## INSTRUCTIONS TO FOLLOW:
Reproduce the data that follows in its entirety, character for character.

◆ ◆ ◆

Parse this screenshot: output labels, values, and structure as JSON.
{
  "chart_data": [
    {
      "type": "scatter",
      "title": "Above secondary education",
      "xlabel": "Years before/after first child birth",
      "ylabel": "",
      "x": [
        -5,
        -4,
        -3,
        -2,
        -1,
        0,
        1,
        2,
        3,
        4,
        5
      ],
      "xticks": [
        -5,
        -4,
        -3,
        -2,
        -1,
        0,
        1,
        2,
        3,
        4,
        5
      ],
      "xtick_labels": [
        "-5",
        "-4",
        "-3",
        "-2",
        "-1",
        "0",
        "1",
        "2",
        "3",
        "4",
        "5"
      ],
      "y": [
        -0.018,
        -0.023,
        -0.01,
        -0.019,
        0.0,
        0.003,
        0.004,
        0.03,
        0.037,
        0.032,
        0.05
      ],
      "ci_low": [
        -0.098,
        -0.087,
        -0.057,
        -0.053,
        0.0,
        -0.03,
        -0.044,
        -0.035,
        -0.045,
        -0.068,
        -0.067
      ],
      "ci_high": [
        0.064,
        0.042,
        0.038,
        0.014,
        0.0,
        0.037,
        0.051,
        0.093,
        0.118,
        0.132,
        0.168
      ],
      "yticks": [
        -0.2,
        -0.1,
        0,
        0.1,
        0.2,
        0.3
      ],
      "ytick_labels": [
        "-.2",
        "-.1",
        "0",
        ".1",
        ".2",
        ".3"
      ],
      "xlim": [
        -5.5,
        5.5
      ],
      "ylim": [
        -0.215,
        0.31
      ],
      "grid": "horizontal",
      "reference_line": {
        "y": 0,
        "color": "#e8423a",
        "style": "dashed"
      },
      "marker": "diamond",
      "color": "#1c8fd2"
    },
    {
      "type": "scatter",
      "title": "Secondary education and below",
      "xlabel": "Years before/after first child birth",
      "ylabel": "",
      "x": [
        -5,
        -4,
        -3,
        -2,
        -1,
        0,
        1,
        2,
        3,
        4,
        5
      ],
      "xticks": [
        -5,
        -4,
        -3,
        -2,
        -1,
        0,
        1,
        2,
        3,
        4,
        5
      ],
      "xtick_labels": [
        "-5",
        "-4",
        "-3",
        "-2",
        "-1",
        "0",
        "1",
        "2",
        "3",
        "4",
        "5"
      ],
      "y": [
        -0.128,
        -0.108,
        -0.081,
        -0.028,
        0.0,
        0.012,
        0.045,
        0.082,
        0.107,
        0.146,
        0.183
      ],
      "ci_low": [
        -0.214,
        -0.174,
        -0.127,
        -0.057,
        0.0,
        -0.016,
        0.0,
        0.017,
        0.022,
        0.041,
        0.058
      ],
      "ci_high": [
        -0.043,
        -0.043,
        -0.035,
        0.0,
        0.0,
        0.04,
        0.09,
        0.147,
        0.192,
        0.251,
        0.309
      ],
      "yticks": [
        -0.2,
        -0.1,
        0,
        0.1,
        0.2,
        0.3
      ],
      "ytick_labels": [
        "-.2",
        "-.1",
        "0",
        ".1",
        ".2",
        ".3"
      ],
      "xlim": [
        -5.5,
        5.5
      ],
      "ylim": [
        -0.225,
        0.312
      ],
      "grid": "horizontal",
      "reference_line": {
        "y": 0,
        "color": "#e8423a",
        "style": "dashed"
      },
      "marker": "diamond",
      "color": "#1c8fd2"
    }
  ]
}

◆ ◆ ◆

## SOLUTION:
Parse this screenshot: output labels, values, and structure as JSON.
{
  "chart_data": [
    {
      "type": "scatter",
      "title": "Above secondary education",
      "xlabel": "Years before/after first child birth",
      "ylabel": "",
      "x": [
        -5,
        -4,
        -3,
        -2,
        -1,
        0,
        1,
        2,
        3,
        4,
        5
      ],
      "xticks": [
        -5,
        -4,
        -3,
        -2,
        -1,
        0,
        1,
        2,
        3,
        4,
        5
      ],
      "xtick_labels": [
        "-5",
        "-4",
        "-3",
        "-2",
        "-1",
        "0",
        "1",
        "2",
        "3",
        "4",
        "5"
      ],
      "y": [
        -0.018,
        -0.023,
        -0.01,
        -0.019,
        0.0,
        0.003,
        0.004,
        0.03,
        0.037,
        0.032,
        0.05
      ],
      "ci_low": [
        -0.098,
        -0.087,
        -0.057,
        -0.053,
        0.0,
        -0.03,
        -0.044,
        -0.035,
        -0.045,
        -0.068,
        -0.067
      ],
      "ci_high": [
        0.064,
        0.042,
        0.038,
        0.014,
        0.0,
        0.037,
        0.051,
        0.093,
        0.118,
        0.132,
        0.168
      ],
      "yticks": [
        -0.2,
        -0.1,
        0,
        0.1,
        0.2,
        0.3
      ],
      "ytick_labels": [
        "-.2",
        "-.1",
        "0",
        ".1",
        ".2",
        ".3"
      ],
      "xlim": [
        -5.5,
        5.5
      ],
      "ylim": [
        -0.215,
        0.31
      ],
      "grid": "horizontal",
      "reference_line": {
        "y": 0,
        "color": "#e8423a",
        "style": "dashed"
      },
      "marker": "diamond",
      "color": "#1c8fd2"
    },
    {
      "type": "scatter",
      "title": "Secondary education and below",
      "xlabel": "Years before/after first child birth",
      "ylabel": "",
      "x": [
        -5,
        -4,
        -3,
        -2,
        -1,
        0,
        1,
        2,
        3,
        4,
        5
      ],
      "xticks": [
        -5,
        -4,
        -3,
        -2,
        -1,
        0,
        1,
        2,
        3,
        4,
        5
      ],
      "xtick_labels": [
        "-5",
        "-4",
        "-3",
        "-2",
        "-1",
        "0",
        "1",
        "2",
        "3",
        "4",
        "5"
      ],
      "y": [
        -0.128,
        -0.108,
        -0.081,
        -0.028,
        0.0,
        0.012,
        0.045,
        0.082,
        0.107,
        0.146,
        0.183
      ],
      "ci_low": [
        -0.214,
        -0.174,
        -0.127,
        -0.057,
        0.0,
        -0.016,
        0.0,
        0.017,
        0.022,
        0.041,
        0.058
      ],
      "ci_high": [
        -0.043,
        -0.043,
        -0.035,
        0.0,
        0.0,
        0.04,
        0.09,
        0.147,
        0.192,
        0.251,
        0.309
      ],
      "yticks": [
        -0.2,
        -0.1,
        0,
        0.1,
        0.2,
        0.3
      ],
      "ytick_labels": [
        "-.2",
        "-.1",
        "0",
        ".1",
        ".2",
        ".3"
      ],
      "xlim": [
        -5.5,
        5.5
      ],
      "ylim": [
        -0.225,
        0.312
      ],
      "grid": "horizontal",
      "reference_line": {
        "y": 0,
        "color": "#e8423a",
        "style": "dashed"
      },
      "marker": "diamond",
      "color": "#1c8fd2"
    }
  ]
}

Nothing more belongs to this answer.